+++ Information given +++

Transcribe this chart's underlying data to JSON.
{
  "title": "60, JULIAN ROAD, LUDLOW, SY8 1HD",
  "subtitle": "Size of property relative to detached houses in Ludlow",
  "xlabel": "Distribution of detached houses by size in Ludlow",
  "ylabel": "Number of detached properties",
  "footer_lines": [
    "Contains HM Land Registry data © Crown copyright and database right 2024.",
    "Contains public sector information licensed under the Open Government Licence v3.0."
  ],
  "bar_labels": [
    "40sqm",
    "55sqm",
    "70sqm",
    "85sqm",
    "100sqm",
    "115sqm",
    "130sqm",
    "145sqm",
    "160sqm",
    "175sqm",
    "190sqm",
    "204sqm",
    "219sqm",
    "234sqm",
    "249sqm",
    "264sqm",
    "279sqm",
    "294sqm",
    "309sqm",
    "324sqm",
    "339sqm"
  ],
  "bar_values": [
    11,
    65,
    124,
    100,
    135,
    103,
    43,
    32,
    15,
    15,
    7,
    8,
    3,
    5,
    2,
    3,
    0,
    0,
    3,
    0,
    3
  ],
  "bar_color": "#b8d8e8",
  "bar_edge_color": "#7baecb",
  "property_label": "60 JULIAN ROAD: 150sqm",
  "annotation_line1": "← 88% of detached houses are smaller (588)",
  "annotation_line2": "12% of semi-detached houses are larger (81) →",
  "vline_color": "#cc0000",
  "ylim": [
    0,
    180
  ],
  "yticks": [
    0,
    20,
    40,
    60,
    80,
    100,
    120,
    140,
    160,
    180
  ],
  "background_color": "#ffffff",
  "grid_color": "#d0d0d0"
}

+++

→ To do:
Above are some records; repeat all of them exactly.

→ Solved problem:
Transcribe this chart's underlying data to JSON.
{
  "title": "60, JULIAN ROAD, LUDLOW, SY8 1HD",
  "subtitle": "Size of property relative to detached houses in Ludlow",
  "xlabel": "Distribution of detached houses by size in Ludlow",
  "ylabel": "Number of detached properties",
  "footer_lines": [
    "Contains HM Land Registry data © Crown copyright and database right 2024.",
    "Contains public sector information licensed under the Open Government Licence v3.0."
  ],
  "bar_labels": [
    "40sqm",
    "55sqm",
    "70sqm",
    "85sqm",
    "100sqm",
    "115sqm",
    "130sqm",
    "145sqm",
    "160sqm",
    "175sqm",
    "190sqm",
    "204sqm",
    "219sqm",
    "234sqm",
    "249sqm",
    "264sqm",
    "279sqm",
    "294sqm",
    "309sqm",
    "324sqm",
    "339sqm"
  ],
  "bar_values": [
    11,
    65,
    124,
    100,
    135,
    103,
    43,
    32,
    15,
    15,
    7,
    8,
    3,
    5,
    2,
    3,
    0,
    0,
    3,
    0,
    3
  ],
  "bar_color": "#b8d8e8",
  "bar_edge_color": "#7baecb",
  "property_label": "60 JULIAN ROAD: 150sqm",
  "annotation_line1": "← 88% of detached houses are smaller (588)",
  "annotation_line2": "12% of semi-detached houses are larger (81) →",
  "vline_color": "#cc0000",
  "ylim": [
    0,
    180
  ],
  "yticks": [
    0,
    20,
    40,
    60,
    80,
    100,
    120,
    140,
    160,
    180
  ],
  "background_color": "#ffffff",
  "grid_color": "#d0d0d0"
}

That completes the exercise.